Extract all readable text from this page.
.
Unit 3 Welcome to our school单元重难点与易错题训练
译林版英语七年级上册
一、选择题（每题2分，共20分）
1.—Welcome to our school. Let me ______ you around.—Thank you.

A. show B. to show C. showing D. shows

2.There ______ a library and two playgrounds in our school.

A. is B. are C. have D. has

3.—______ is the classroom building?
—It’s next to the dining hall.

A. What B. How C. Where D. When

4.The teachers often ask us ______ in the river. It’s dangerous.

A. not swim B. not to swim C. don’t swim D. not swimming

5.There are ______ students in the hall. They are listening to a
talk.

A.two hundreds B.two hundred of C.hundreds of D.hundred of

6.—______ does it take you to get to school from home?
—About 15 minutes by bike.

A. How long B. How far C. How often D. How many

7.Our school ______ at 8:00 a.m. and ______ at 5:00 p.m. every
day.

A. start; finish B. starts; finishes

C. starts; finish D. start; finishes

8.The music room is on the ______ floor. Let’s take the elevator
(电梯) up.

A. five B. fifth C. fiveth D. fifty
---
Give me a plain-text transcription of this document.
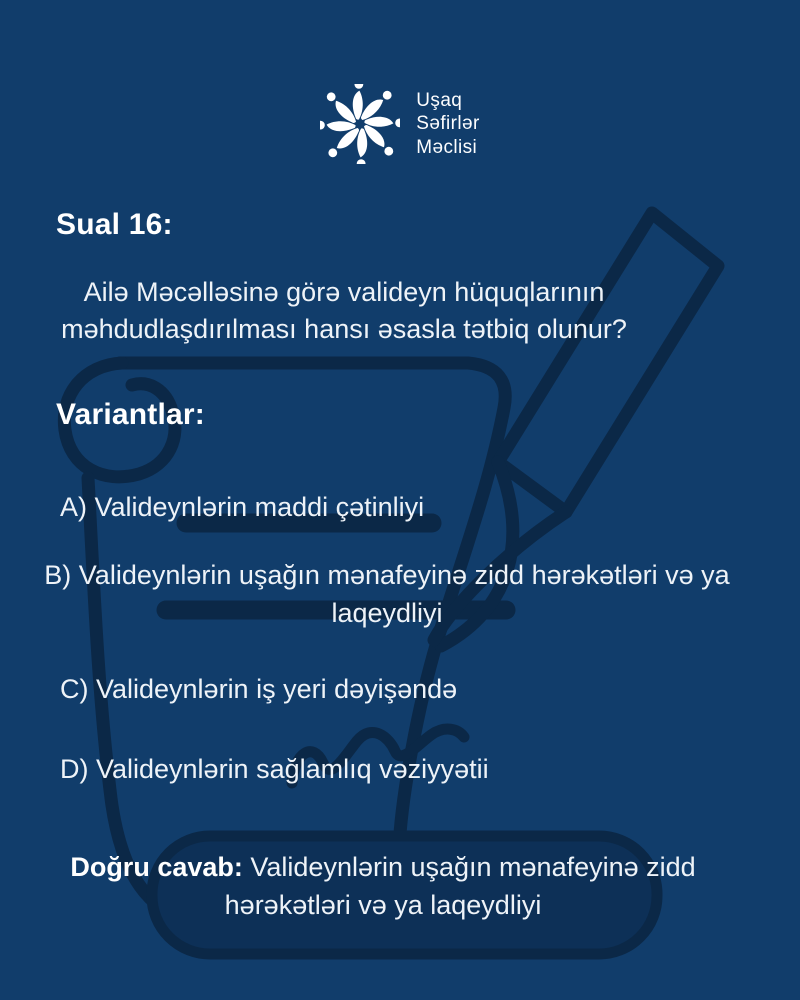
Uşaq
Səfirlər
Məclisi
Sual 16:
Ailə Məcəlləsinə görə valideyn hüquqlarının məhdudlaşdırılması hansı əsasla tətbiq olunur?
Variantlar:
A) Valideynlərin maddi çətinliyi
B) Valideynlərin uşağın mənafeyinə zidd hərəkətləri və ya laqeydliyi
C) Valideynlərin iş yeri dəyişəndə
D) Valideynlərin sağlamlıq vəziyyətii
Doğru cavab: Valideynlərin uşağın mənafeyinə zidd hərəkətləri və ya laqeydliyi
* * *
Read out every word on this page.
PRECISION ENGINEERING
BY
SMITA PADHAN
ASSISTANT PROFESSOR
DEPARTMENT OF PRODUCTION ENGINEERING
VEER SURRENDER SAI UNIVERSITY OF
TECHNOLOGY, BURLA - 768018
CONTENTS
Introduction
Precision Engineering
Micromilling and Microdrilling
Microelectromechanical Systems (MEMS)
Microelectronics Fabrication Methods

__WORK TO BE COMPLETED__: Pick out lines containing the word "finish", each one as written.

__RESPONSE BELOW__:
A. start; finish B. starts; finishes
C. starts; finish D. start; finishes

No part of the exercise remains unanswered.